(Dataset rows about figures)

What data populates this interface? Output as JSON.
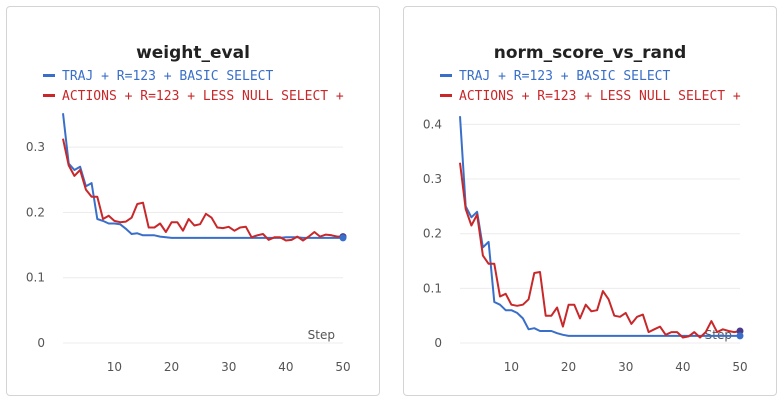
{
  "chart_data": [
    {
      "type": "line",
      "title": "weight_eval",
      "xlabel": "Step",
      "ylabel": "",
      "xlim": [
        1,
        50
      ],
      "ylim": [
        0,
        0.36
      ],
      "xticks": [
        10,
        20,
        30,
        40,
        50
      ],
      "yticks": [
        0,
        0.1,
        0.2,
        0.3
      ],
      "ytick_labels": [
        "0",
        "0.1",
        "0.2",
        "0.3"
      ],
      "grid": true,
      "legend_position": "top",
      "series": [
        {
          "name": "TRAJ + R=123 + BASIC SELECT",
          "color": "#3a6fc9",
          "x": [
            1,
            2,
            3,
            4,
            5,
            6,
            7,
            8,
            9,
            10,
            11,
            12,
            13,
            14,
            15,
            16,
            17,
            18,
            19,
            20,
            21,
            22,
            23,
            24,
            25,
            26,
            27,
            28,
            29,
            30,
            31,
            32,
            33,
            34,
            35,
            36,
            37,
            38,
            39,
            40,
            41,
            42,
            43,
            44,
            45,
            46,
            47,
            48,
            49,
            50
          ],
          "y": [
            0.352,
            0.275,
            0.265,
            0.27,
            0.24,
            0.245,
            0.19,
            0.187,
            0.183,
            0.183,
            0.182,
            0.175,
            0.167,
            0.168,
            0.165,
            0.165,
            0.165,
            0.163,
            0.162,
            0.161,
            0.161,
            0.161,
            0.161,
            0.161,
            0.161,
            0.161,
            0.161,
            0.161,
            0.161,
            0.161,
            0.161,
            0.161,
            0.161,
            0.161,
            0.161,
            0.161,
            0.161,
            0.161,
            0.161,
            0.162,
            0.162,
            0.162,
            0.161,
            0.161,
            0.161,
            0.161,
            0.161,
            0.161,
            0.161,
            0.161
          ]
        },
        {
          "name": "ACTIONS + R=123 + LESS NULL SELECT +",
          "color": "#c8282a",
          "x": [
            1,
            2,
            3,
            4,
            5,
            6,
            7,
            8,
            9,
            10,
            11,
            12,
            13,
            14,
            15,
            16,
            17,
            18,
            19,
            20,
            21,
            22,
            23,
            24,
            25,
            26,
            27,
            28,
            29,
            30,
            31,
            32,
            33,
            34,
            35,
            36,
            37,
            38,
            39,
            40,
            41,
            42,
            43,
            44,
            45,
            46,
            47,
            48,
            49,
            50
          ],
          "y": [
            0.313,
            0.272,
            0.256,
            0.265,
            0.235,
            0.224,
            0.224,
            0.19,
            0.195,
            0.187,
            0.185,
            0.186,
            0.192,
            0.213,
            0.215,
            0.177,
            0.177,
            0.183,
            0.17,
            0.185,
            0.185,
            0.172,
            0.19,
            0.18,
            0.182,
            0.198,
            0.192,
            0.177,
            0.176,
            0.178,
            0.172,
            0.177,
            0.178,
            0.162,
            0.165,
            0.167,
            0.158,
            0.162,
            0.162,
            0.157,
            0.158,
            0.163,
            0.157,
            0.163,
            0.17,
            0.163,
            0.166,
            0.165,
            0.163,
            0.163
          ]
        }
      ]
    },
    {
      "type": "line",
      "title": "norm_score_vs_rand",
      "xlabel": "Step",
      "ylabel": "",
      "xlim": [
        1,
        50
      ],
      "ylim": [
        0,
        0.43
      ],
      "xticks": [
        10,
        20,
        30,
        40,
        50
      ],
      "yticks": [
        0,
        0.1,
        0.2,
        0.3,
        0.4
      ],
      "ytick_labels": [
        "0",
        "0.1",
        "0.2",
        "0.3",
        "0.4"
      ],
      "grid": true,
      "legend_position": "top",
      "series": [
        {
          "name": "TRAJ + R=123 + BASIC SELECT",
          "color": "#3a6fc9",
          "x": [
            1,
            2,
            3,
            4,
            5,
            6,
            7,
            8,
            9,
            10,
            11,
            12,
            13,
            14,
            15,
            16,
            17,
            18,
            19,
            20,
            21,
            22,
            23,
            24,
            25,
            26,
            27,
            28,
            29,
            30,
            31,
            32,
            33,
            34,
            35,
            36,
            37,
            38,
            39,
            40,
            41,
            42,
            43,
            44,
            45,
            46,
            47,
            48,
            49,
            50
          ],
          "y": [
            0.415,
            0.25,
            0.23,
            0.24,
            0.175,
            0.185,
            0.075,
            0.07,
            0.06,
            0.06,
            0.055,
            0.045,
            0.025,
            0.027,
            0.022,
            0.022,
            0.022,
            0.018,
            0.015,
            0.013,
            0.013,
            0.013,
            0.013,
            0.013,
            0.013,
            0.013,
            0.013,
            0.013,
            0.013,
            0.013,
            0.013,
            0.013,
            0.013,
            0.013,
            0.013,
            0.013,
            0.013,
            0.013,
            0.013,
            0.013,
            0.013,
            0.013,
            0.013,
            0.013,
            0.013,
            0.013,
            0.013,
            0.013,
            0.013,
            0.013
          ]
        },
        {
          "name": "ACTIONS + R=123 + LESS NULL SELECT +",
          "color": "#c8282a",
          "x": [
            1,
            2,
            3,
            4,
            5,
            6,
            7,
            8,
            9,
            10,
            11,
            12,
            13,
            14,
            15,
            16,
            17,
            18,
            19,
            20,
            21,
            22,
            23,
            24,
            25,
            26,
            27,
            28,
            29,
            30,
            31,
            32,
            33,
            34,
            35,
            36,
            37,
            38,
            39,
            40,
            41,
            42,
            43,
            44,
            45,
            46,
            47,
            48,
            49,
            50
          ],
          "y": [
            0.33,
            0.245,
            0.215,
            0.235,
            0.16,
            0.145,
            0.145,
            0.085,
            0.09,
            0.07,
            0.068,
            0.07,
            0.08,
            0.128,
            0.13,
            0.05,
            0.05,
            0.065,
            0.03,
            0.07,
            0.07,
            0.045,
            0.07,
            0.058,
            0.06,
            0.095,
            0.08,
            0.05,
            0.048,
            0.055,
            0.035,
            0.048,
            0.052,
            0.02,
            0.025,
            0.03,
            0.015,
            0.02,
            0.02,
            0.01,
            0.012,
            0.02,
            0.01,
            0.02,
            0.04,
            0.02,
            0.025,
            0.022,
            0.02,
            0.022
          ]
        }
      ]
    }
  ]
}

### Challenge:
Go through the entries above and output them exactly, without pictures.

### Answer to this problem:
What data populates this interface? Output as JSON.
{
  "chart_data": [
    {
      "type": "line",
      "title": "weight_eval",
      "xlabel": "Step",
      "ylabel": "",
      "xlim": [
        1,
        50
      ],
      "ylim": [
        0,
        0.36
      ],
      "xticks": [
        10,
        20,
        30,
        40,
        50
      ],
      "yticks": [
        0,
        0.1,
        0.2,
        0.3
      ],
      "ytick_labels": [
        "0",
        "0.1",
        "0.2",
        "0.3"
      ],
      "grid": true,
      "legend_position": "top",
      "series": [
        {
          "name": "TRAJ + R=123 + BASIC SELECT",
          "color": "#3a6fc9",
          "x": [
            1,
            2,
            3,
            4,
            5,
            6,
            7,
            8,
            9,
            10,
            11,
            12,
            13,
            14,
            15,
            16,
            17,
            18,
            19,
            20,
            21,
            22,
            23,
            24,
            25,
            26,
            27,
            28,
            29,
            30,
            31,
            32,
            33,
            34,
            35,
            36,
            37,
            38,
            39,
            40,
            41,
            42,
            43,
            44,
            45,
            46,
            47,
            48,
            49,
            50
          ],
          "y": [
            0.352,
            0.275,
            0.265,
            0.27,
            0.24,
            0.245,
            0.19,
            0.187,
            0.183,
            0.183,
            0.182,
            0.175,
            0.167,
            0.168,
            0.165,
            0.165,
            0.165,
            0.163,
            0.162,
            0.161,
            0.161,
            0.161,
            0.161,
            0.161,
            0.161,
            0.161,
            0.161,
            0.161,
            0.161,
            0.161,
            0.161,
            0.161,
            0.161,
            0.161,
            0.161,
            0.161,
            0.161,
            0.161,
            0.161,
            0.162,
            0.162,
            0.162,
            0.161,
            0.161,
            0.161,
            0.161,
            0.161,
            0.161,
            0.161,
            0.161
          ]
        },
        {
          "name": "ACTIONS + R=123 + LESS NULL SELECT +",
          "color": "#c8282a",
          "x": [
            1,
            2,
            3,
            4,
            5,
            6,
            7,
            8,
            9,
            10,
            11,
            12,
            13,
            14,
            15,
            16,
            17,
            18,
            19,
            20,
            21,
            22,
            23,
            24,
            25,
            26,
            27,
            28,
            29,
            30,
            31,
            32,
            33,
            34,
            35,
            36,
            37,
            38,
            39,
            40,
            41,
            42,
            43,
            44,
            45,
            46,
            47,
            48,
            49,
            50
          ],
          "y": [
            0.313,
            0.272,
            0.256,
            0.265,
            0.235,
            0.224,
            0.224,
            0.19,
            0.195,
            0.187,
            0.185,
            0.186,
            0.192,
            0.213,
            0.215,
            0.177,
            0.177,
            0.183,
            0.17,
            0.185,
            0.185,
            0.172,
            0.19,
            0.18,
            0.182,
            0.198,
            0.192,
            0.177,
            0.176,
            0.178,
            0.172,
            0.177,
            0.178,
            0.162,
            0.165,
            0.167,
            0.158,
            0.162,
            0.162,
            0.157,
            0.158,
            0.163,
            0.157,
            0.163,
            0.17,
            0.163,
            0.166,
            0.165,
            0.163,
            0.163
          ]
        }
      ]
    },
    {
      "type": "line",
      "title": "norm_score_vs_rand",
      "xlabel": "Step",
      "ylabel": "",
      "xlim": [
        1,
        50
      ],
      "ylim": [
        0,
        0.43
      ],
      "xticks": [
        10,
        20,
        30,
        40,
        50
      ],
      "yticks": [
        0,
        0.1,
        0.2,
        0.3,
        0.4
      ],
      "ytick_labels": [
        "0",
        "0.1",
        "0.2",
        "0.3",
        "0.4"
      ],
      "grid": true,
      "legend_position": "top",
      "series": [
        {
          "name": "TRAJ + R=123 + BASIC SELECT",
          "color": "#3a6fc9",
          "x": [
            1,
            2,
            3,
            4,
            5,
            6,
            7,
            8,
            9,
            10,
            11,
            12,
            13,
            14,
            15,
            16,
            17,
            18,
            19,
            20,
            21,
            22,
            23,
            24,
            25,
            26,
            27,
            28,
            29,
            30,
            31,
            32,
            33,
            34,
            35,
            36,
            37,
            38,
            39,
            40,
            41,
            42,
            43,
            44,
            45,
            46,
            47,
            48,
            49,
            50
          ],
          "y": [
            0.415,
            0.25,
            0.23,
            0.24,
            0.175,
            0.185,
            0.075,
            0.07,
            0.06,
            0.06,
            0.055,
            0.045,
            0.025,
            0.027,
            0.022,
            0.022,
            0.022,
            0.018,
            0.015,
            0.013,
            0.013,
            0.013,
            0.013,
            0.013,
            0.013,
            0.013,
            0.013,
            0.013,
            0.013,
            0.013,
            0.013,
            0.013,
            0.013,
            0.013,
            0.013,
            0.013,
            0.013,
            0.013,
            0.013,
            0.013,
            0.013,
            0.013,
            0.013,
            0.013,
            0.013,
            0.013,
            0.013,
            0.013,
            0.013,
            0.013
          ]
        },
        {
          "name": "ACTIONS + R=123 + LESS NULL SELECT +",
          "color": "#c8282a",
          "x": [
            1,
            2,
            3,
            4,
            5,
            6,
            7,
            8,
            9,
            10,
            11,
            12,
            13,
            14,
            15,
            16,
            17,
            18,
            19,
            20,
            21,
            22,
            23,
            24,
            25,
            26,
            27,
            28,
            29,
            30,
            31,
            32,
            33,
            34,
            35,
            36,
            37,
            38,
            39,
            40,
            41,
            42,
            43,
            44,
            45,
            46,
            47,
            48,
            49,
            50
          ],
          "y": [
            0.33,
            0.245,
            0.215,
            0.235,
            0.16,
            0.145,
            0.145,
            0.085,
            0.09,
            0.07,
            0.068,
            0.07,
            0.08,
            0.128,
            0.13,
            0.05,
            0.05,
            0.065,
            0.03,
            0.07,
            0.07,
            0.045,
            0.07,
            0.058,
            0.06,
            0.095,
            0.08,
            0.05,
            0.048,
            0.055,
            0.035,
            0.048,
            0.052,
            0.02,
            0.025,
            0.03,
            0.015,
            0.02,
            0.02,
            0.01,
            0.012,
            0.02,
            0.01,
            0.02,
            0.04,
            0.02,
            0.025,
            0.022,
            0.02,
            0.022
          ]
        }
      ]
    }
  ]
}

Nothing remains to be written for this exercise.